● **Problem**
Restate all of the data exactly.

-- START OF Stored records --

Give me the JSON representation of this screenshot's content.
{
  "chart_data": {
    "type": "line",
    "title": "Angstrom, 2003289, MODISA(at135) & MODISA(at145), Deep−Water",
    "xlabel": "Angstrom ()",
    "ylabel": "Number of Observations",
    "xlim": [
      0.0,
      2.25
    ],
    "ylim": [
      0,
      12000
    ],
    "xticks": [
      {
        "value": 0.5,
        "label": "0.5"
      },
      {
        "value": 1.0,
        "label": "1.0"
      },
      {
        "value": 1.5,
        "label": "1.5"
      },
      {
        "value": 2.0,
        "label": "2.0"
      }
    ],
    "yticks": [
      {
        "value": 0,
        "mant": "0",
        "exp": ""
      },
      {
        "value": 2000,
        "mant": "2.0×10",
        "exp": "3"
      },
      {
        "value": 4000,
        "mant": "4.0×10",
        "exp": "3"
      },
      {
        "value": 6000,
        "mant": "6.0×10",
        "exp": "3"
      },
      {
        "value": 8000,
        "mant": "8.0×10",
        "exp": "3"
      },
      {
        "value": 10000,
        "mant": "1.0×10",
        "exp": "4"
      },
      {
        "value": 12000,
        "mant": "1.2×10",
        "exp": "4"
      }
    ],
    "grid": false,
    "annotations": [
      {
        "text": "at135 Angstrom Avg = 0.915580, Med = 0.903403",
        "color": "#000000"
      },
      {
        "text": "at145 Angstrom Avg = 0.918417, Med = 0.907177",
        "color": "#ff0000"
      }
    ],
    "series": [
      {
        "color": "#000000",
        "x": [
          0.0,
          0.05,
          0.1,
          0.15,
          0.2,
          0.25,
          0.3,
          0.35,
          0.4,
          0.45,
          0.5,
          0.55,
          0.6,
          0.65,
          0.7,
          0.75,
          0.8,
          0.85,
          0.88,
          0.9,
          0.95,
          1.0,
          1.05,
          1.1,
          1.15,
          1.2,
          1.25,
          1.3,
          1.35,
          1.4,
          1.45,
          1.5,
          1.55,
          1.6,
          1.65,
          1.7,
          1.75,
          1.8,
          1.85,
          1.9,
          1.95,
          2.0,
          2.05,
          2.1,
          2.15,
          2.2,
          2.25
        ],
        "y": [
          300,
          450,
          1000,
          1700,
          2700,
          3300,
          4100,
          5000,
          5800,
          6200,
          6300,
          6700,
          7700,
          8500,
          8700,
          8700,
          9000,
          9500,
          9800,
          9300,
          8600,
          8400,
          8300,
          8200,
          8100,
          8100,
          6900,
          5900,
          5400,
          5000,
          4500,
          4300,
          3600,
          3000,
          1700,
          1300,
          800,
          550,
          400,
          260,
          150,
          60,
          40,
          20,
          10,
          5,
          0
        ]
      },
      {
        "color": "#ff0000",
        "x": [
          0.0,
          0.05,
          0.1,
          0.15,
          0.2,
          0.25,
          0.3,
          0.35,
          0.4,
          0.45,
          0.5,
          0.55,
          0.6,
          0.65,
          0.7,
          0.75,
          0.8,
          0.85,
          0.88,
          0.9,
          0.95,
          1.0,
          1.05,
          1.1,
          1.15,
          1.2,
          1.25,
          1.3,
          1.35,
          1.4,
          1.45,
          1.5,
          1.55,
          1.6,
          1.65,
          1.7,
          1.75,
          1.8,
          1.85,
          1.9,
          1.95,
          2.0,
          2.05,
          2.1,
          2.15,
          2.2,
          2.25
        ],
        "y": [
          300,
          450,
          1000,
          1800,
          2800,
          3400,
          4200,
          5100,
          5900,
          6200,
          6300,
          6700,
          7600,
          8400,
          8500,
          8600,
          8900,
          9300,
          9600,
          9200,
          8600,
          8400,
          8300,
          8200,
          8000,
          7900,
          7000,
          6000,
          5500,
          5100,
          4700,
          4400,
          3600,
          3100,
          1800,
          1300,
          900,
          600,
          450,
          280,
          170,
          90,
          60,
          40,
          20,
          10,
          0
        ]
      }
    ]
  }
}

-- END OF Stored records --

● **Correct response**
Give me the JSON representation of this screenshot's content.
{
  "chart_data": {
    "type": "line",
    "title": "Angstrom, 2003289, MODISA(at135) & MODISA(at145), Deep−Water",
    "xlabel": "Angstrom ()",
    "ylabel": "Number of Observations",
    "xlim": [
      0.0,
      2.25
    ],
    "ylim": [
      0,
      12000
    ],
    "xticks": [
      {
        "value": 0.5,
        "label": "0.5"
      },
      {
        "value": 1.0,
        "label": "1.0"
      },
      {
        "value": 1.5,
        "label": "1.5"
      },
      {
        "value": 2.0,
        "label": "2.0"
      }
    ],
    "yticks": [
      {
        "value": 0,
        "mant": "0",
        "exp": ""
      },
      {
        "value": 2000,
        "mant": "2.0×10",
        "exp": "3"
      },
      {
        "value": 4000,
        "mant": "4.0×10",
        "exp": "3"
      },
      {
        "value": 6000,
        "mant": "6.0×10",
        "exp": "3"
      },
      {
        "value": 8000,
        "mant": "8.0×10",
        "exp": "3"
      },
      {
        "value": 10000,
        "mant": "1.0×10",
        "exp": "4"
      },
      {
        "value": 12000,
        "mant": "1.2×10",
        "exp": "4"
      }
    ],
    "grid": false,
    "annotations": [
      {
        "text": "at135 Angstrom Avg = 0.915580, Med = 0.903403",
        "color": "#000000"
      },
      {
        "text": "at145 Angstrom Avg = 0.918417, Med = 0.907177",
        "color": "#ff0000"
      }
    ],
    "series": [
      {
        "color": "#000000",
        "x": [
          0.0,
          0.05,
          0.1,
          0.15,
          0.2,
          0.25,
          0.3,
          0.35,
          0.4,
          0.45,
          0.5,
          0.55,
          0.6,
          0.65,
          0.7,
          0.75,
          0.8,
          0.85,
          0.88,
          0.9,
          0.95,
          1.0,
          1.05,
          1.1,
          1.15,
          1.2,
          1.25,
          1.3,
          1.35,
          1.4,
          1.45,
          1.5,
          1.55,
          1.6,
          1.65,
          1.7,
          1.75,
          1.8,
          1.85,
          1.9,
          1.95,
          2.0,
          2.05,
          2.1,
          2.15,
          2.2,
          2.25
        ],
        "y": [
          300,
          450,
          1000,
          1700,
          2700,
          3300,
          4100,
          5000,
          5800,
          6200,
          6300,
          6700,
          7700,
          8500,
          8700,
          8700,
          9000,
          9500,
          9800,
          9300,
          8600,
          8400,
          8300,
          8200,
          8100,
          8100,
          6900,
          5900,
          5400,
          5000,
          4500,
          4300,
          3600,
          3000,
          1700,
          1300,
          800,
          550,
          400,
          260,
          150,
          60,
          40,
          20,
          10,
          5,
          0
        ]
      },
      {
        "color": "#ff0000",
        "x": [
          0.0,
          0.05,
          0.1,
          0.15,
          0.2,
          0.25,
          0.3,
          0.35,
          0.4,
          0.45,
          0.5,
          0.55,
          0.6,
          0.65,
          0.7,
          0.75,
          0.8,
          0.85,
          0.88,
          0.9,
          0.95,
          1.0,
          1.05,
          1.1,
          1.15,
          1.2,
          1.25,
          1.3,
          1.35,
          1.4,
          1.45,
          1.5,
          1.55,
          1.6,
          1.65,
          1.7,
          1.75,
          1.8,
          1.85,
          1.9,
          1.95,
          2.0,
          2.05,
          2.1,
          2.15,
          2.2,
          2.25
        ],
        "y": [
          300,
          450,
          1000,
          1800,
          2800,
          3400,
          4200,
          5100,
          5900,
          6200,
          6300,
          6700,
          7600,
          8400,
          8500,
          8600,
          8900,
          9300,
          9600,
          9200,
          8600,
          8400,
          8300,
          8200,
          8000,
          7900,
          7000,
          6000,
          5500,
          5100,
          4700,
          4400,
          3600,
          3100,
          1800,
          1300,
          900,
          600,
          450,
          280,
          170,
          90,
          60,
          40,
          20,
          10,
          0
        ]
      }
    ]
  }
}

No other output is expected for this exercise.